__Exercise objective__.
Transcribe the listing that follows in full, omitting pictures.

------ Task inputs ------

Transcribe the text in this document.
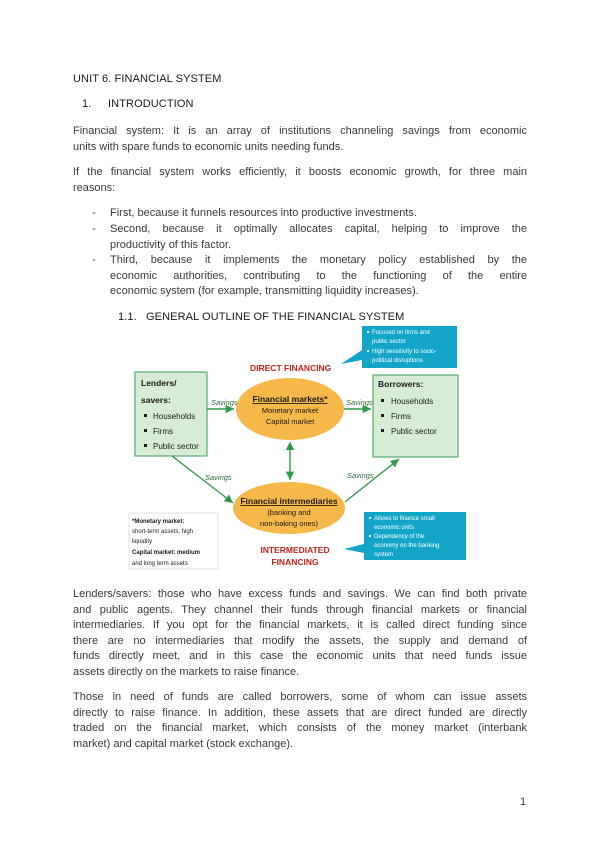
UNIT 6. FINANCIAL SYSTEM
1. INTRODUCTION
Financial system: It is an array of institutions channeling savings from economic
units with spare funds to economic units needing funds.
If the financial system works efficiently, it boosts economic growth, for three main
reasons:
- First, because it funnels resources into productive investments.
- Second, because it optimally allocates capital, helping to improve the
productivity of this factor.
- Third, because it implements the monetary policy established by the
economic authorities, contributing to the functioning of the entire
economic system (for example, transmitting liquidity increases).
1.1. GENERAL OUTLINE OF THE FINANCIAL SYSTEM
Lenders/
savers:
Households
Firms
Public sector
Borrowers:
Households
Firms
Public sector
DIRECT FINANCING
Financial markets*
Monetary market
Capital market
Financial intermediaries
(banking and
non-baking ones)
INTERMEDIATED
FINANCING
Savings	Savings
Savings	Savings
*Monetary market:
short-term assets, high
liquidity
Capital market: medium
and long term assets
Focused on firms and
public sector
High sensitivity to socio-
political disruptions
Allows to finance small
economic units
Dependency of the
economy on the banking
system
Lenders/savers: those who have excess funds and savings. We can find both private
and public agents. They channel their funds through financial markets or financial
intermediaries. If you opt for the financial markets, it is called direct funding since
there are no intermediaries that modify the assets, the supply and demand of
funds directly meet, and in this case the economic units that need funds issue
assets directly on the markets to raise finance.
Those in need of funds are called borrowers, some of whom can issue assets
directly to raise finance. In addition, these assets that are direct funded are directly
traded on the financial market, which consists of the money market (interbank
market) and capital market (stock exchange).
1
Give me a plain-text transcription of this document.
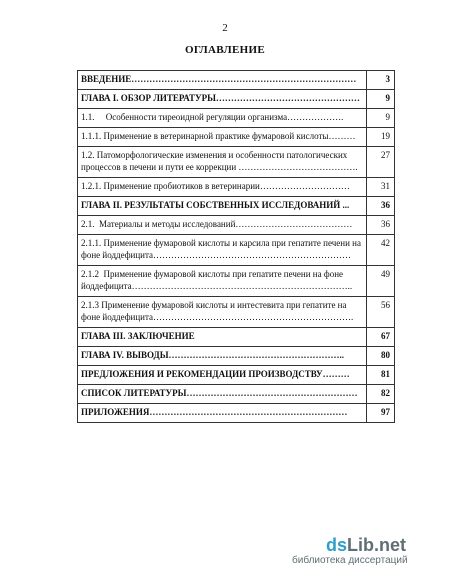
2
ОГЛАВЛЕНИЕ
ВВЕДЕНИЕ…………………………………………………………………	3
ГЛАВА I. ОБЗОР ЛИТЕРАТУРЫ…………………………………………	9
1.1.     Особенности тиреоидной регуляции организма……………….	9
1.1.1. Применение в ветеринарной практике фумаровой кислоты………	19
1.2. Патоморфологические изменения и особенности патологических процессов в печени и пути ее коррекции ………………………………….	27
1.2.1. Применение пробиотиков в ветеринарии…………………………	31
ГЛАВА II. РЕЗУЛЬТАТЫ СОБСТВЕННЫХ ИССЛЕДОВАНИЙ ...	36
2.1.  Материалы и методы исследований…………………………………	36
2.1.1. Применение фумаровой кислоты и карсила при гепатите печени на фоне йоддефицита…………………………………………………………	42
2.1.2  Применение фумаровой кислоты при гепатите печени на фоне йоддефицита………………………………………………………………..	49
2.1.3 Применение фумаровой кислоты и интестевита при гепатите на фоне йоддефицита………………………………………………………….	56
ГЛАВА III. ЗАКЛЮЧЕНИЕ	67
ГЛАВА IV. ВЫВОДЫ…………………………………………………..	80
ПРЕДЛОЖЕНИЯ И РЕКОМЕНДАЦИИ ПРОИЗВОДСТВУ………	81
СПИСОК ЛИТЕРАТУРЫ…………………………………………………	82
ПРИЛОЖЕНИЯ…………………………………………………………	97
dsLib.net
библиотека диссертаций
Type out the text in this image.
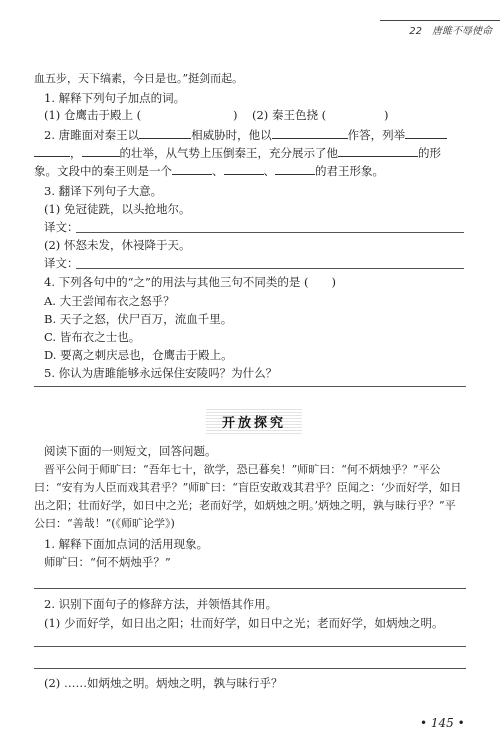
22　唐雎不辱使命
血五步，天下缟素，今日是也。”挺剑而起。
1. 解释下列句子加点的词。
(1) 仓鹰击于殿上 (	) (2) 秦王色挠 (	)
2. 唐雎面对秦王以	相威胁时，他以	作答，列举
，	的壮举，从气势上压倒秦王，充分展示了他	的形
象。文段中的秦王则是一个	、	、	的君王形象。
3. 翻译下列句子大意。
(1) 免冠徒跣，以头抢地尔。
译文：
(2) 怀怒未发，休祲降于天。
译文：
4. 下列各句中的“之”的用法与其他三句不同类的是 (　　)
A. 大王尝闻布衣之怒乎？
B. 天子之怒，伏尸百万，流血千里。
C. 皆布衣之士也。
D. 要离之刺庆忌也，仓鹰击于殿上。
5. 你认为唐雎能够永远保住安陵吗？为什么？
开放探究
阅读下面的一则短文，回答问题。
晋平公问于师旷曰：“吾年七十，欲学，恐已暮矣！”师旷曰：“何不炳烛乎？”平公
曰：“安有为人臣而戏其君乎？”师旷曰：“盲臣安敢戏其君乎？臣闻之：‘少而好学，如日
出之阳；壮而好学，如日中之光；老而好学，如炳烛之明。’炳烛之明，孰与昧行乎？”平
公曰：“善哉！”(《师旷论学》)
1. 解释下面加点词的活用现象。
师旷曰：“何不炳烛乎？”
2. 识别下面句子的修辞方法，并领悟其作用。
(1) 少而好学，如日出之阳；壮而好学，如日中之光；老而好学，如炳烛之明。
(2) ……如炳烛之明。炳烛之明，孰与昧行乎？
• 145 •
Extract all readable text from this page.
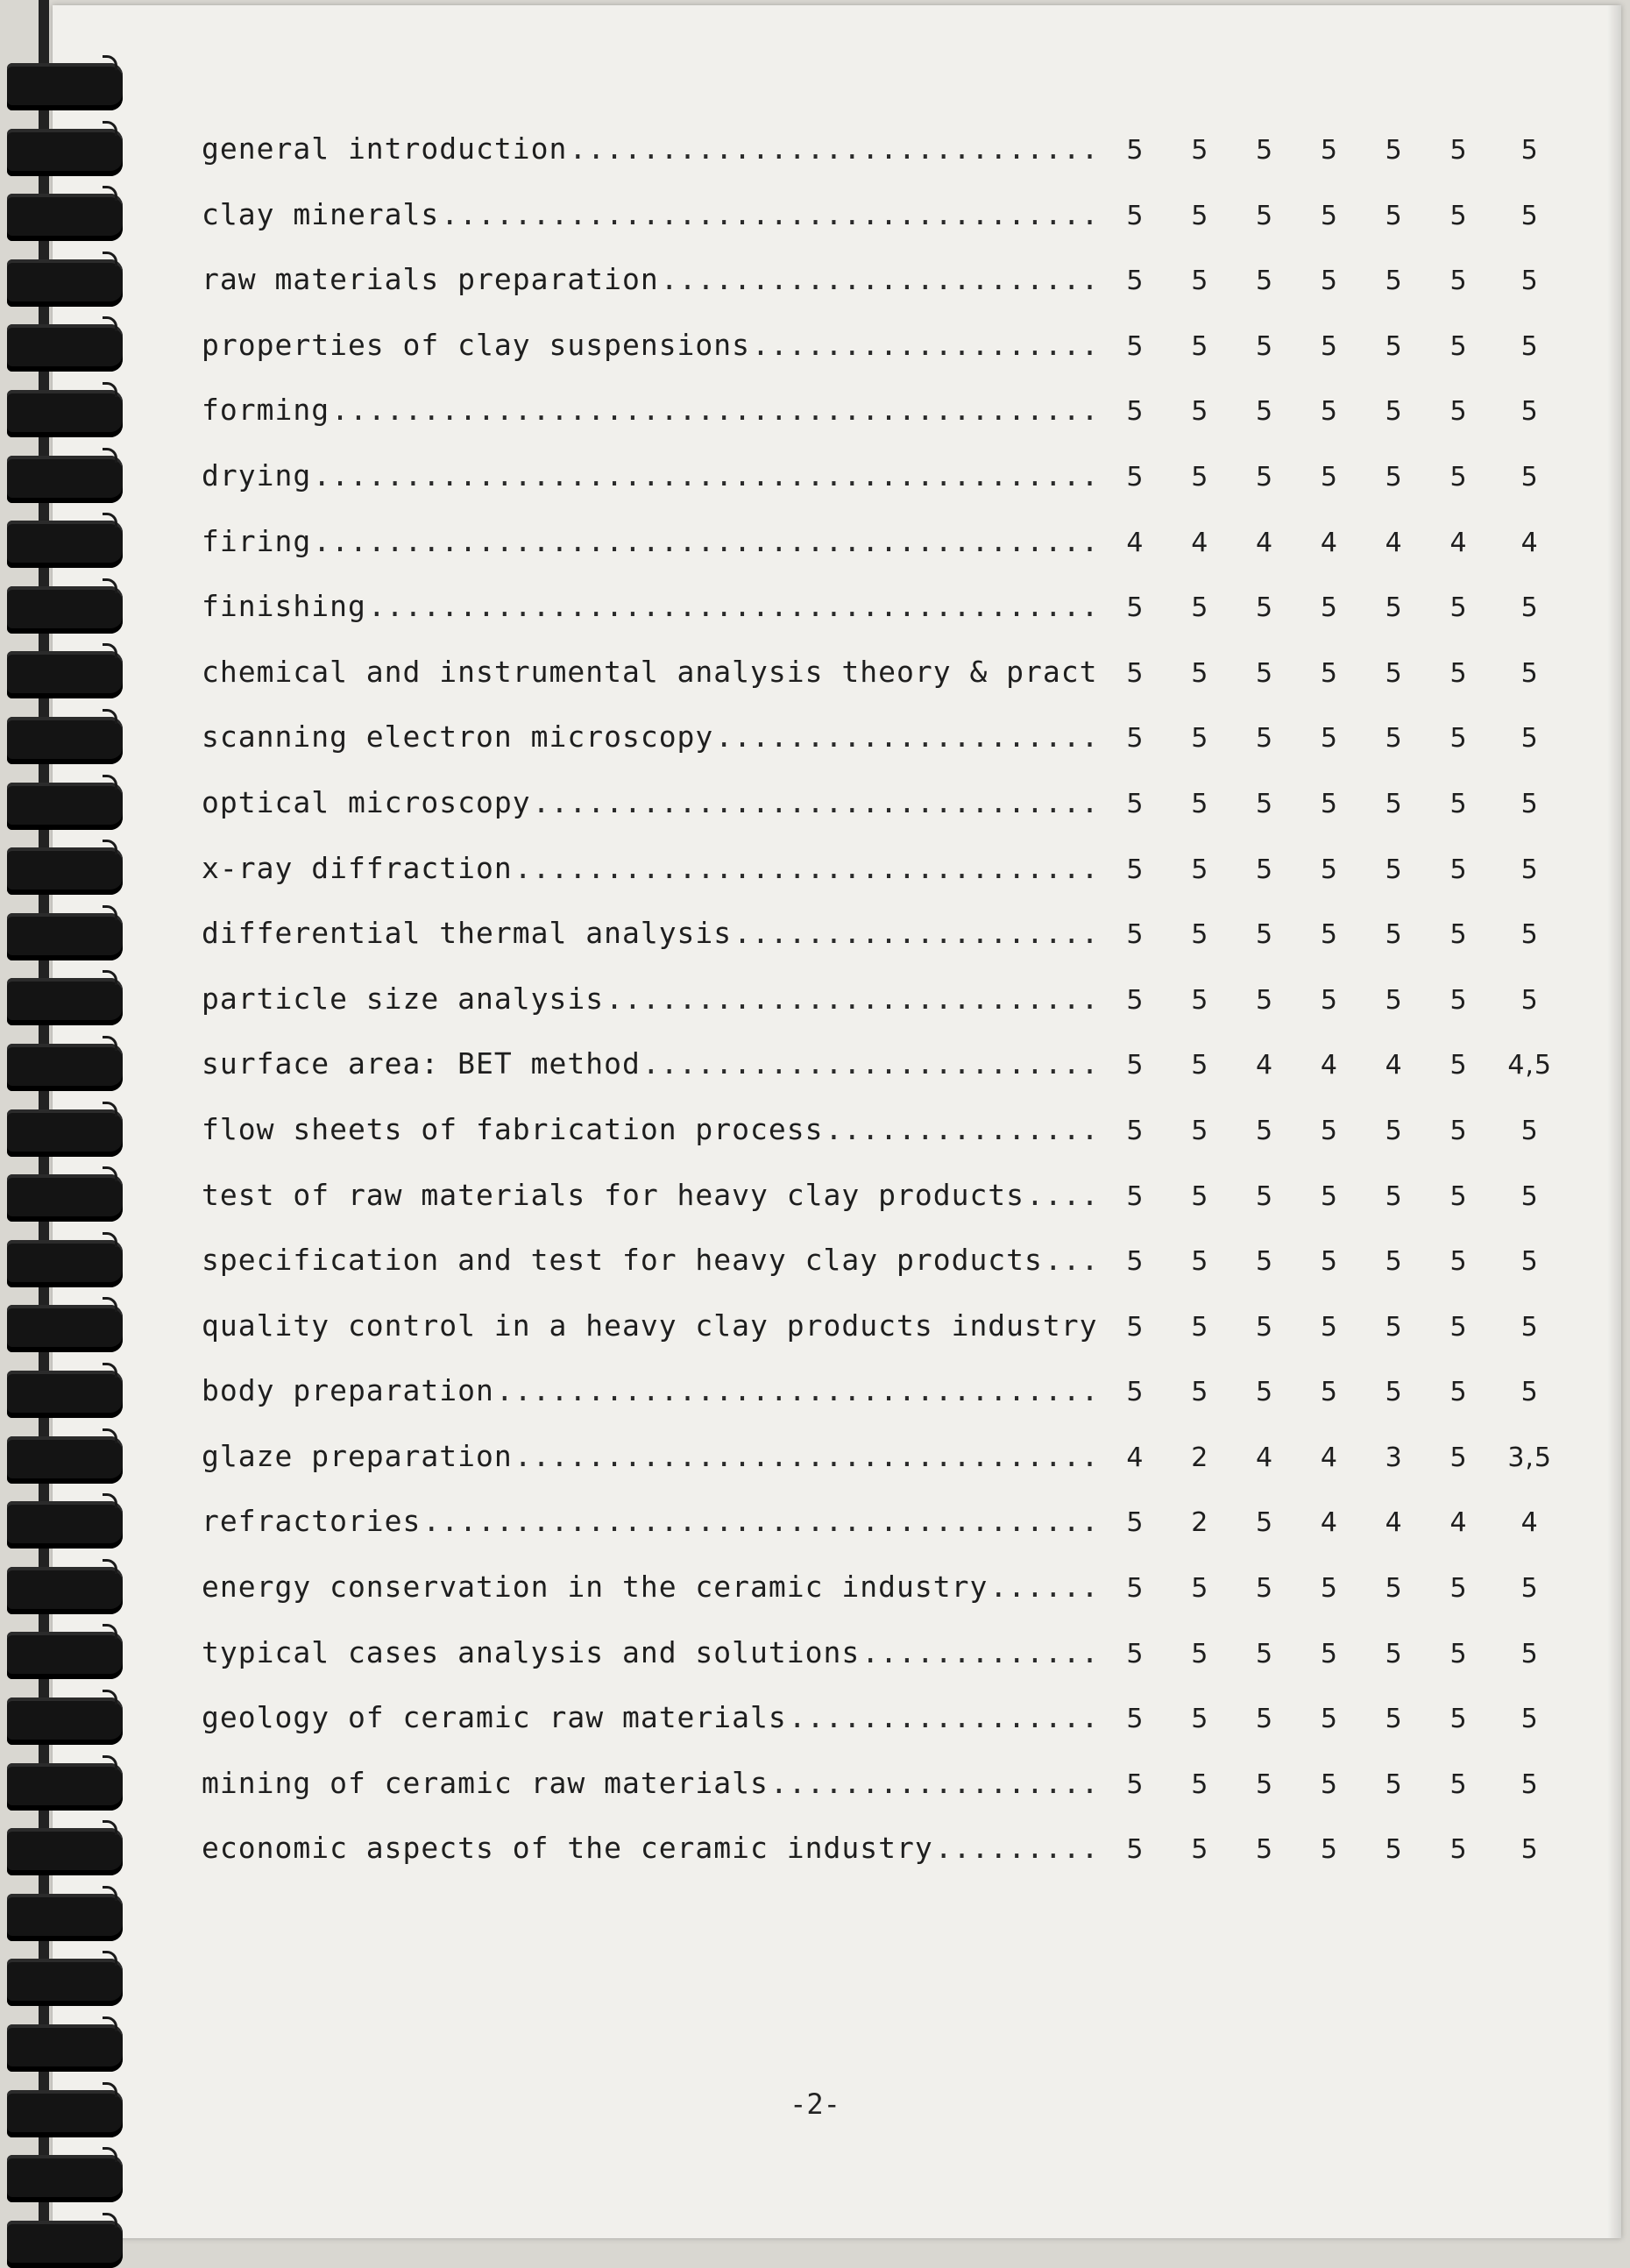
general introduction .....	5	5	5	5	5	5	5
clay minerals .....	5	5	5	5	5	5	5
raw materials preparation .....	5	5	5	5	5	5	5
properties of clay suspensions .....	5	5	5	5	5	5	5
forming .....	5	5	5	5	5	5	5
drying .....	5	5	5	5	5	5	5
firing .....	4	4	4	4	4	4	4
finishing .....	5	5	5	5	5	5	5
chemical and instrumental analysis theory & pract .....	5	5	5	5	5	5	5
scanning electron microscopy .....	5	5	5	5	5	5	5
optical microscopy .....	5	5	5	5	5	5	5
x-ray diffraction .....	5	5	5	5	5	5	5
differential thermal analysis .....	5	5	5	5	5	5	5
particle size analysis .....	5	5	5	5	5	5	5
surface area: BET method .....	5	5	4	4	4	5	4,5
flow sheets of fabrication process .....	5	5	5	5	5	5	5
test of raw materials for heavy clay products .....	5	5	5	5	5	5	5
specification and test for heavy clay products .....	5	5	5	5	5	5	5
quality control in a heavy clay products industry .....	5	5	5	5	5	5	5
body preparation .....	5	5	5	5	5	5	5
glaze preparation .....	4	2	4	4	3	5	3,5
refractories .....	5	2	5	4	4	4	4
energy conservation in the ceramic industry .....	5	5	5	5	5	5	5
typical cases analysis and solutions .....	5	5	5	5	5	5	5
geology of ceramic raw materials .....	5	5	5	5	5	5	5
mining of ceramic raw materials .....	5	5	5	5	5	5	5
economic aspects of the ceramic industry .....	5	5	5	5	5	5	5
-2-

------

__Written solution__.
Transcribe the text in this document.
UNIT 6. FINANCIAL SYSTEM
1. INTRODUCTION
Financial system: It is an array of institutions channeling savings from economic
units with spare funds to economic units needing funds.
If the financial system works efficiently, it boosts economic growth, for three main
reasons:
- First, because it funnels resources into productive investments.
- Second, because it optimally allocates capital, helping to improve the
productivity of this factor.
- Third, because it implements the monetary policy established by the
economic authorities, contributing to the functioning of the entire
economic system (for example, transmitting liquidity increases).
1.1. GENERAL OUTLINE OF THE FINANCIAL SYSTEM
Lenders/
savers:
Households
Firms
Public sector
Borrowers:
Households
Firms
Public sector
DIRECT FINANCING
Financial markets*
Monetary market
Capital market
Financial intermediaries
(banking and
non-baking ones)
INTERMEDIATED
FINANCING
Savings	Savings
Savings	Savings
*Monetary market:
short-term assets, high
liquidity
Capital market: medium
and long term assets
Focused on firms and
public sector
High sensitivity to socio-
political disruptions
Allows to finance small
economic units
Dependency of the
economy on the banking
system
Lenders/savers: those who have excess funds and savings. We can find both private
and public agents. They channel their funds through financial markets or financial
intermediaries. If you opt for the financial markets, it is called direct funding since
there are no intermediaries that modify the assets, the supply and demand of
funds directly meet, and in this case the economic units that need funds issue
assets directly on the markets to raise finance.
Those in need of funds are called borrowers, some of whom can issue assets
directly to raise finance. In addition, these assets that are direct funded are directly
traded on the financial market, which consists of the money market (interbank
market) and capital market (stock exchange).
1
Give me a plain-text transcription of this document.
2
ОГЛАВЛЕНИЕ
ВВЕДЕНИЕ…………………………………………………………………	3
ГЛАВА I. ОБЗОР ЛИТЕРАТУРЫ…………………………………………	9
1.1.     Особенности тиреоидной регуляции организма……………….	9
1.1.1. Применение в ветеринарной практике фумаровой кислоты………	19
1.2. Патоморфологические изменения и особенности патологических процессов в печени и пути ее коррекции ………………………………….	27
1.2.1. Применение пробиотиков в ветеринарии…………………………	31
ГЛАВА II. РЕЗУЛЬТАТЫ СОБСТВЕННЫХ ИССЛЕДОВАНИЙ ...	36
2.1.  Материалы и методы исследований…………………………………	36
2.1.1. Применение фумаровой кислоты и карсила при гепатите печени на фоне йоддефицита…………………………………………………………	42
2.1.2  Применение фумаровой кислоты при гепатите печени на фоне йоддефицита………………………………………………………………..	49
2.1.3 Применение фумаровой кислоты и интестевита при гепатите на фоне йоддефицита………………………………………………………….	56
ГЛАВА III. ЗАКЛЮЧЕНИЕ	67
ГЛАВА IV. ВЫВОДЫ…………………………………………………..	80
ПРЕДЛОЖЕНИЯ И РЕКОМЕНДАЦИИ ПРОИЗВОДСТВУ………	81
СПИСОК ЛИТЕРАТУРЫ…………………………………………………	82
ПРИЛОЖЕНИЯ…………………………………………………………	97
dsLib.net
библиотека диссертаций
Type out the text in this image.
22　唐雎不辱使命
血五步，天下缟素，今日是也。”挺剑而起。
1. 解释下列句子加点的词。
(1) 仓鹰击于殿上 (	) (2) 秦王色挠 (	)
2. 唐雎面对秦王以	相威胁时，他以	作答，列举
，	的壮举，从气势上压倒秦王，充分展示了他	的形
象。文段中的秦王则是一个	、	、	的君王形象。
3. 翻译下列句子大意。
(1) 免冠徒跣，以头抢地尔。
译文：
(2) 怀怒未发，休祲降于天。
译文：
4. 下列各句中的“之”的用法与其他三句不同类的是 (　　)
A. 大王尝闻布衣之怒乎？
B. 天子之怒，伏尸百万，流血千里。
C. 皆布衣之士也。
D. 要离之刺庆忌也，仓鹰击于殿上。
5. 你认为唐雎能够永远保住安陵吗？为什么？
开放探究
阅读下面的一则短文，回答问题。
晋平公问于师旷曰：“吾年七十，欲学，恐已暮矣！”师旷曰：“何不炳烛乎？”平公
曰：“安有为人臣而戏其君乎？”师旷曰：“盲臣安敢戏其君乎？臣闻之：‘少而好学，如日
出之阳；壮而好学，如日中之光；老而好学，如炳烛之明。’炳烛之明，孰与昧行乎？”平
公曰：“善哉！”(《师旷论学》)
1. 解释下面加点词的活用现象。
师旷曰：“何不炳烛乎？”
2. 识别下面句子的修辞方法，并领悟其作用。
(1) 少而好学，如日出之阳；壮而好学，如日中之光；老而好学，如炳烛之明。
(2) ……如炳烛之明。炳烛之明，孰与昧行乎？
• 145 •
Extract all readable text from this page.
general introduction .....	5	5	5	5	5	5	5
clay minerals .....	5	5	5	5	5	5	5
raw materials preparation .....	5	5	5	5	5	5	5
properties of clay suspensions .....	5	5	5	5	5	5	5
forming .....	5	5	5	5	5	5	5
drying .....	5	5	5	5	5	5	5
firing .....	4	4	4	4	4	4	4
finishing .....	5	5	5	5	5	5	5
chemical and instrumental analysis theory & pract .....	5	5	5	5	5	5	5
scanning electron microscopy .....	5	5	5	5	5	5	5
optical microscopy .....	5	5	5	5	5	5	5
x-ray diffraction .....	5	5	5	5	5	5	5
differential thermal analysis .....	5	5	5	5	5	5	5
particle size analysis .....	5	5	5	5	5	5	5
surface area: BET method .....	5	5	4	4	4	5	4,5
flow sheets of fabrication process .....	5	5	5	5	5	5	5
test of raw materials for heavy clay products .....	5	5	5	5	5	5	5
specification and test for heavy clay products .....	5	5	5	5	5	5	5
quality control in a heavy clay products industry .....	5	5	5	5	5	5	5
body preparation .....	5	5	5	5	5	5	5
glaze preparation .....	4	2	4	4	3	5	3,5
refractories .....	5	2	5	4	4	4	4
energy conservation in the ceramic industry .....	5	5	5	5	5	5	5
typical cases analysis and solutions .....	5	5	5	5	5	5	5
geology of ceramic raw materials .....	5	5	5	5	5	5	5
mining of ceramic raw materials .....	5	5	5	5	5	5	5
economic aspects of the ceramic industry .....	5	5	5	5	5	5	5
-2-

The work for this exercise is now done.